» **Task details**: Would you transcribe the listing that follows, character for character, and omit its images?

» **Data supplied**:
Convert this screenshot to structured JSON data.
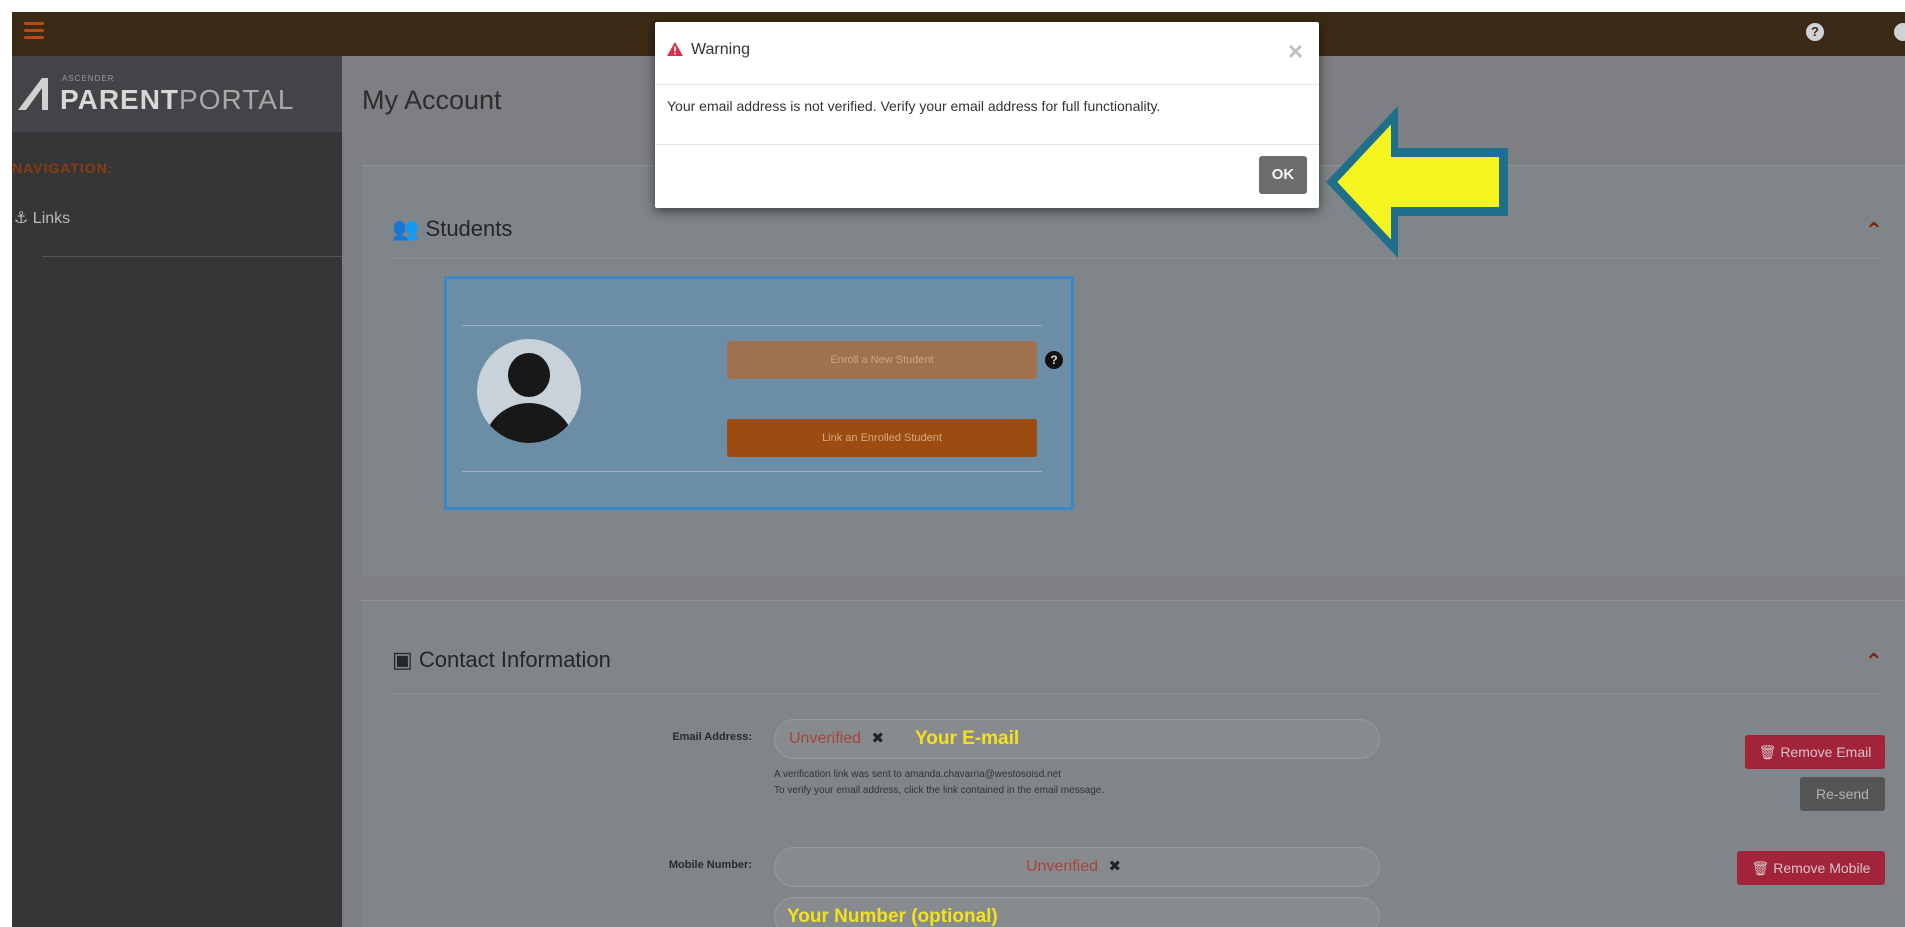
{
  "topbar": {
    "help_icon": "question-circle-icon",
    "user_icon": "user-circle-icon"
  },
  "sidebar": {
    "logo_small": "ASCENDER",
    "logo_bold": "PARENT",
    "logo_light": "PORTAL",
    "nav_heading": "NAVIGATION:",
    "links_label": "Links",
    "links_icon": "anchor-icon"
  },
  "main": {
    "title": "My Account",
    "students": {
      "title": "Students",
      "icon": "users-icon",
      "enroll_label": "Enroll a New Student",
      "link_label": "Link an Enrolled Student",
      "help": "?"
    },
    "contact": {
      "title": "Contact Information",
      "icon": "address-book-icon",
      "email_label": "Email Address:",
      "email_status": "Unverified",
      "email_x": "✖",
      "email_placeholder": "Your E-mail",
      "note_line1": "A verification link was sent to amanda.chavarria@westosoisd.net",
      "note_line2": "To verify your email address, click the link contained in the email message.",
      "remove_email": "Remove Email",
      "resend": "Re-send",
      "mobile_label": "Mobile Number:",
      "mobile_status": "Unverified",
      "mobile_x": "✖",
      "remove_mobile": "Remove Mobile",
      "mobile_placeholder": "Your Number (optional)"
    }
  },
  "modal": {
    "title": "Warning",
    "message": "Your email address is not verified. Verify your email address for full functionality.",
    "close": "×",
    "ok": "OK"
  },
  "colors": {
    "arrow_fill": "#f7f520",
    "arrow_border": "#1f6f8b",
    "accent_orange": "#9c4c10",
    "danger": "#a1243b"
  }
}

» **Task response**:
Convert this screenshot to structured JSON data.
{
  "topbar": {
    "help_icon": "question-circle-icon",
    "user_icon": "user-circle-icon"
  },
  "sidebar": {
    "logo_small": "ASCENDER",
    "logo_bold": "PARENT",
    "logo_light": "PORTAL",
    "nav_heading": "NAVIGATION:",
    "links_label": "Links",
    "links_icon": "anchor-icon"
  },
  "main": {
    "title": "My Account",
    "students": {
      "title": "Students",
      "icon": "users-icon",
      "enroll_label": "Enroll a New Student",
      "link_label": "Link an Enrolled Student",
      "help": "?"
    },
    "contact": {
      "title": "Contact Information",
      "icon": "address-book-icon",
      "email_label": "Email Address:",
      "email_status": "Unverified",
      "email_x": "✖",
      "email_placeholder": "Your E-mail",
      "note_line1": "A verification link was sent to amanda.chavarria@westosoisd.net",
      "note_line2": "To verify your email address, click the link contained in the email message.",
      "remove_email": "Remove Email",
      "resend": "Re-send",
      "mobile_label": "Mobile Number:",
      "mobile_status": "Unverified",
      "mobile_x": "✖",
      "remove_mobile": "Remove Mobile",
      "mobile_placeholder": "Your Number (optional)"
    }
  },
  "modal": {
    "title": "Warning",
    "message": "Your email address is not verified. Verify your email address for full functionality.",
    "close": "×",
    "ok": "OK"
  },
  "colors": {
    "arrow_fill": "#f7f520",
    "arrow_border": "#1f6f8b",
    "accent_orange": "#9c4c10",
    "danger": "#a1243b"
  }
}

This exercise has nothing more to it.